__AIM__
Please rewrite every line of these entries with "outlier-point" replaced by "outlier-marker" and everything else unchanged. Leave the pictures out of your answer.

__DATA TO USE__
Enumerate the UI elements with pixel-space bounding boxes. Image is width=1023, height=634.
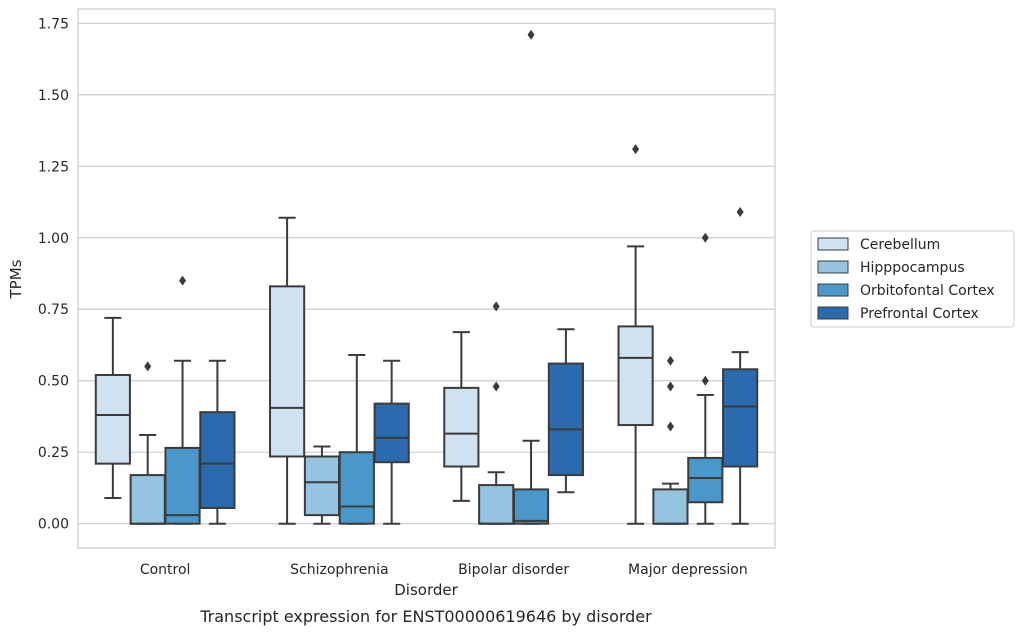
outlier-point (492, 301, 500, 312)
x-tick-label: Control (140, 562, 191, 578)
outlier-point (666, 381, 674, 392)
box-prefrontal-cortex (199, 359, 236, 525)
x-tick-label: Bipolar disorder (458, 562, 569, 578)
x-axis-ticks: Control Schizophrenia Bipolar disorder Majo… (140, 562, 748, 578)
y-tick-label: 0.25 (38, 445, 69, 461)
legend-entry: Orbitofontal Cortex (860, 283, 995, 299)
box-prefrontal-cortex (373, 359, 410, 525)
box-iqr (164, 446, 201, 525)
y-tick-label: 1.25 (38, 159, 69, 175)
box-iqr (303, 455, 341, 517)
box-iqr (617, 325, 654, 427)
box-cerebellum (94, 316, 131, 499)
box-cerebellum (443, 331, 480, 502)
box-hipppocampus (129, 361, 166, 525)
y-axis-ticks: 0.00 0.25 0.50 0.75 1.00 1.25 1.50 1.75 (38, 16, 69, 532)
box-marks (94, 29, 759, 525)
box-hipppocampus (303, 445, 341, 525)
box-cerebellum (269, 216, 306, 525)
legend-swatch (817, 283, 849, 297)
outlier-point (527, 29, 535, 40)
legend: Cerebellum Hipppocampus Orbitofontal Corte… (810, 230, 1015, 328)
plot-area-frame (77, 8, 776, 549)
box-prefrontal-cortex (547, 328, 584, 494)
legend-swatch (817, 237, 849, 251)
box-hipppocampus (652, 355, 689, 525)
y-tick-label: 1.00 (38, 231, 69, 247)
legend-entry: Hipppocampus (860, 260, 965, 276)
box-iqr (129, 474, 166, 525)
outlier-point (701, 375, 709, 386)
legend-entry: Prefrontal Cortex (860, 306, 979, 322)
box-iqr (373, 402, 410, 464)
box-iqr (512, 488, 550, 525)
x-tick-label: Schizophrenia (290, 562, 388, 578)
outlier-point (632, 144, 640, 155)
box-iqr (443, 386, 480, 468)
y-axis-label: TPMs (7, 259, 25, 299)
legend-swatch (817, 306, 849, 320)
box-orbitofontal-cortex (512, 29, 550, 525)
box-iqr (478, 484, 515, 525)
box-cerebellum (617, 144, 654, 525)
y-tick-label: 0.75 (38, 302, 69, 318)
box-iqr (547, 362, 584, 477)
y-tick-label: 1.75 (38, 16, 69, 32)
box-orbitofontal-cortex (687, 232, 724, 525)
box-orbitofontal-cortex (338, 353, 375, 525)
box-iqr (687, 456, 724, 504)
y-tick-label: 0.00 (38, 517, 69, 533)
x-tick-label: Major depression (628, 562, 748, 578)
y-tick-label: 1.50 (38, 88, 69, 104)
x-axis-label: Disorder (394, 581, 458, 599)
outlier-point (666, 355, 674, 366)
box-orbitofontal-cortex (164, 275, 201, 525)
outlier-point (144, 361, 152, 372)
y-tick-label: 0.50 (38, 374, 69, 390)
box-iqr (199, 411, 236, 509)
outlier-point (492, 381, 500, 392)
box-iqr (338, 451, 375, 525)
box-prefrontal-cortex (722, 207, 759, 525)
outlier-point (666, 421, 674, 432)
outlier-point (701, 232, 709, 243)
box-iqr (652, 488, 689, 525)
box-iqr (94, 374, 131, 465)
chart-caption: Transcript expression for ENST0000061964… (199, 607, 652, 626)
outlier-point (736, 207, 744, 218)
box-iqr (269, 285, 306, 458)
outlier-point (179, 275, 187, 286)
legend-frame (810, 230, 1015, 328)
box-iqr (722, 368, 759, 468)
legend-entry: Cerebellum (860, 237, 940, 253)
legend-swatch (817, 260, 849, 274)
box-hipppocampus (478, 301, 515, 525)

__WRITTEN REPLY__
Enumerate the UI elements with pixel-space bounding boxes. Image is width=1023, height=634.
outlier-marker (492, 301, 500, 312)
x-tick-label: Control (140, 562, 191, 578)
outlier-marker (666, 381, 674, 392)
box-prefrontal-cortex (199, 359, 236, 525)
x-tick-label: Bipolar disorder (458, 562, 569, 578)
x-axis-ticks: Control Schizophrenia Bipolar disorder Majo… (140, 562, 748, 578)
y-tick-label: 0.25 (38, 445, 69, 461)
legend-entry: Orbitofontal Cortex (860, 283, 995, 299)
box-prefrontal-cortex (373, 359, 410, 525)
box-iqr (164, 446, 201, 525)
y-tick-label: 1.25 (38, 159, 69, 175)
box-iqr (303, 455, 341, 517)
box-iqr (617, 325, 654, 427)
box-cerebellum (94, 316, 131, 499)
box-cerebellum (443, 331, 480, 502)
box-hipppocampus (129, 361, 166, 525)
y-axis-ticks: 0.00 0.25 0.50 0.75 1.00 1.25 1.50 1.75 (38, 16, 69, 532)
box-marks (94, 29, 759, 525)
box-hipppocampus (303, 445, 341, 525)
box-cerebellum (269, 216, 306, 525)
legend-swatch (817, 283, 849, 297)
outlier-marker (527, 29, 535, 40)
legend: Cerebellum Hipppocampus Orbitofontal Corte… (810, 230, 1015, 328)
plot-area-frame (77, 8, 776, 549)
box-prefrontal-cortex (547, 328, 584, 494)
legend-swatch (817, 237, 849, 251)
box-hipppocampus (652, 355, 689, 525)
y-tick-label: 1.00 (38, 231, 69, 247)
legend-entry: Hipppocampus (860, 260, 965, 276)
box-iqr (129, 474, 166, 525)
outlier-marker (701, 375, 709, 386)
legend-entry: Prefrontal Cortex (860, 306, 979, 322)
box-iqr (373, 402, 410, 464)
box-iqr (512, 488, 550, 525)
x-tick-label: Schizophrenia (290, 562, 388, 578)
outlier-marker (632, 144, 640, 155)
box-iqr (443, 386, 480, 468)
y-axis-label: TPMs (7, 259, 25, 299)
legend-swatch (817, 306, 849, 320)
box-orbitofontal-cortex (512, 29, 550, 525)
box-iqr (478, 484, 515, 525)
box-cerebellum (617, 144, 654, 525)
y-tick-label: 0.75 (38, 302, 69, 318)
box-iqr (547, 362, 584, 477)
y-tick-label: 1.75 (38, 16, 69, 32)
box-orbitofontal-cortex (687, 232, 724, 525)
box-orbitofontal-cortex (338, 353, 375, 525)
box-iqr (687, 456, 724, 504)
y-tick-label: 0.00 (38, 517, 69, 533)
x-tick-label: Major depression (628, 562, 748, 578)
y-tick-label: 1.50 (38, 88, 69, 104)
x-axis-label: Disorder (394, 581, 458, 599)
outlier-marker (666, 355, 674, 366)
box-orbitofontal-cortex (164, 275, 201, 525)
outlier-marker (144, 361, 152, 372)
y-tick-label: 0.50 (38, 374, 69, 390)
box-iqr (199, 411, 236, 509)
outlier-marker (492, 381, 500, 392)
box-iqr (338, 451, 375, 525)
box-prefrontal-cortex (722, 207, 759, 525)
outlier-marker (666, 421, 674, 432)
outlier-marker (701, 232, 709, 243)
box-iqr (652, 488, 689, 525)
box-iqr (94, 374, 131, 465)
chart-caption: Transcript expression for ENST0000061964… (199, 607, 652, 626)
outlier-marker (736, 207, 744, 218)
box-iqr (269, 285, 306, 458)
outlier-marker (179, 275, 187, 286)
legend-frame (810, 230, 1015, 328)
box-iqr (722, 368, 759, 468)
legend-entry: Cerebellum (860, 237, 940, 253)
legend-swatch (817, 260, 849, 274)
box-hipppocampus (478, 301, 515, 525)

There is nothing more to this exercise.